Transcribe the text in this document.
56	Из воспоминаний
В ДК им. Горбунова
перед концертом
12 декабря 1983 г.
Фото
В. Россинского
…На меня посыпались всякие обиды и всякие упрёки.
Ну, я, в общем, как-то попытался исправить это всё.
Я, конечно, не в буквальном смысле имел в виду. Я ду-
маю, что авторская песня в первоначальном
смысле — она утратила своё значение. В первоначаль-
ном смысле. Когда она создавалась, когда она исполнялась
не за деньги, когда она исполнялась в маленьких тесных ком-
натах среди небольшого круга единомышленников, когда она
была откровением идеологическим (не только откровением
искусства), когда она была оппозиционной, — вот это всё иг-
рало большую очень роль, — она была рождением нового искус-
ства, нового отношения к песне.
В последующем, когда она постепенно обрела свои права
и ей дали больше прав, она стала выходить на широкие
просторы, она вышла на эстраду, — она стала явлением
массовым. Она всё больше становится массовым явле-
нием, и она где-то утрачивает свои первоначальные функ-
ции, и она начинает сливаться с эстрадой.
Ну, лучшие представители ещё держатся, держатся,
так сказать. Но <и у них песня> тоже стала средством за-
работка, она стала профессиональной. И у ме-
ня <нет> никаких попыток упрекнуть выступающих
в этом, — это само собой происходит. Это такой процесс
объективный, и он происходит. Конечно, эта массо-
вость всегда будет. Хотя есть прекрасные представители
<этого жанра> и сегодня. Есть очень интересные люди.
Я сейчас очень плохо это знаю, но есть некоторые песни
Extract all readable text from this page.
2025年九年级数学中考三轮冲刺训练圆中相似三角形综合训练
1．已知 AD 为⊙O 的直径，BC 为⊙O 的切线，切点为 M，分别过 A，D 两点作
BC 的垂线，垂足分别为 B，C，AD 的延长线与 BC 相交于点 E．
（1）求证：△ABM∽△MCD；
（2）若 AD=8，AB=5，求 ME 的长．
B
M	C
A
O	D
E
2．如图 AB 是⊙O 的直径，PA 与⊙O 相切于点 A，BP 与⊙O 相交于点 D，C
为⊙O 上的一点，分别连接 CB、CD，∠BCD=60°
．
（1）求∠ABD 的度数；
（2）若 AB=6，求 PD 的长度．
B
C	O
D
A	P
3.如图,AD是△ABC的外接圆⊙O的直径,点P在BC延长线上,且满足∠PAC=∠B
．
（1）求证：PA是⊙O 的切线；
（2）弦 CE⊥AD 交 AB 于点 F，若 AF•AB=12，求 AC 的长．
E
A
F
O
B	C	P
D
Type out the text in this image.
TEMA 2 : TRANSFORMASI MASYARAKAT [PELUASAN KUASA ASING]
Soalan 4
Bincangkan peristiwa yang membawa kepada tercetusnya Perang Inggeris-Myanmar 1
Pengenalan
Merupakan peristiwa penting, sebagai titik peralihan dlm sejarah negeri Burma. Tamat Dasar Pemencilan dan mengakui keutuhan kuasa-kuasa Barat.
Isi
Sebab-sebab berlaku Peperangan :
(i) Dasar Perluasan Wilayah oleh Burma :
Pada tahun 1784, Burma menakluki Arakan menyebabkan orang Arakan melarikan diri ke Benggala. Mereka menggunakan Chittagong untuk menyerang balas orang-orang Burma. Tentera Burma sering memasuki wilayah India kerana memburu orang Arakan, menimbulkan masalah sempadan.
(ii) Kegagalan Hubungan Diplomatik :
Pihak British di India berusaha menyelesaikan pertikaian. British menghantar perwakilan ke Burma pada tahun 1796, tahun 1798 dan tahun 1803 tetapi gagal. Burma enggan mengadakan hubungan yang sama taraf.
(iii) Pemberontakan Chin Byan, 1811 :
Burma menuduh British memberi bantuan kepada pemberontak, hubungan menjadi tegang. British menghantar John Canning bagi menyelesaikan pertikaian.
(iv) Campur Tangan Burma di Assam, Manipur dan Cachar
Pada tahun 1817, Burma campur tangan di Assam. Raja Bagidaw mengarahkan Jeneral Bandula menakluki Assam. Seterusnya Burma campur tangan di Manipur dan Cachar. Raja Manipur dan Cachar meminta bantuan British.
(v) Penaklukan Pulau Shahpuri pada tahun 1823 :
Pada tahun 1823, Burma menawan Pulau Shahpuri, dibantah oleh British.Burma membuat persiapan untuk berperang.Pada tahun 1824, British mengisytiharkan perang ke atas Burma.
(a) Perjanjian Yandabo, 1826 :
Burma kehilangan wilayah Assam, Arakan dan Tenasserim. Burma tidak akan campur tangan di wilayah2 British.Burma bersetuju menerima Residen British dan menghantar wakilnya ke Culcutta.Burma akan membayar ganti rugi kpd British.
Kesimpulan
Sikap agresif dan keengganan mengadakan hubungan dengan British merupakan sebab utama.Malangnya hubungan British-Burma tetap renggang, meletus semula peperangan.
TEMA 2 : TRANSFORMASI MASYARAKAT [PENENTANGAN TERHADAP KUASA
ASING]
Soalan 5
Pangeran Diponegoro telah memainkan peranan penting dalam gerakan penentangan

────────────────

:: Exercise directions ::
Report the number of lines of the listing above that hold the string "нового", with no other text.

:: Solution ::
2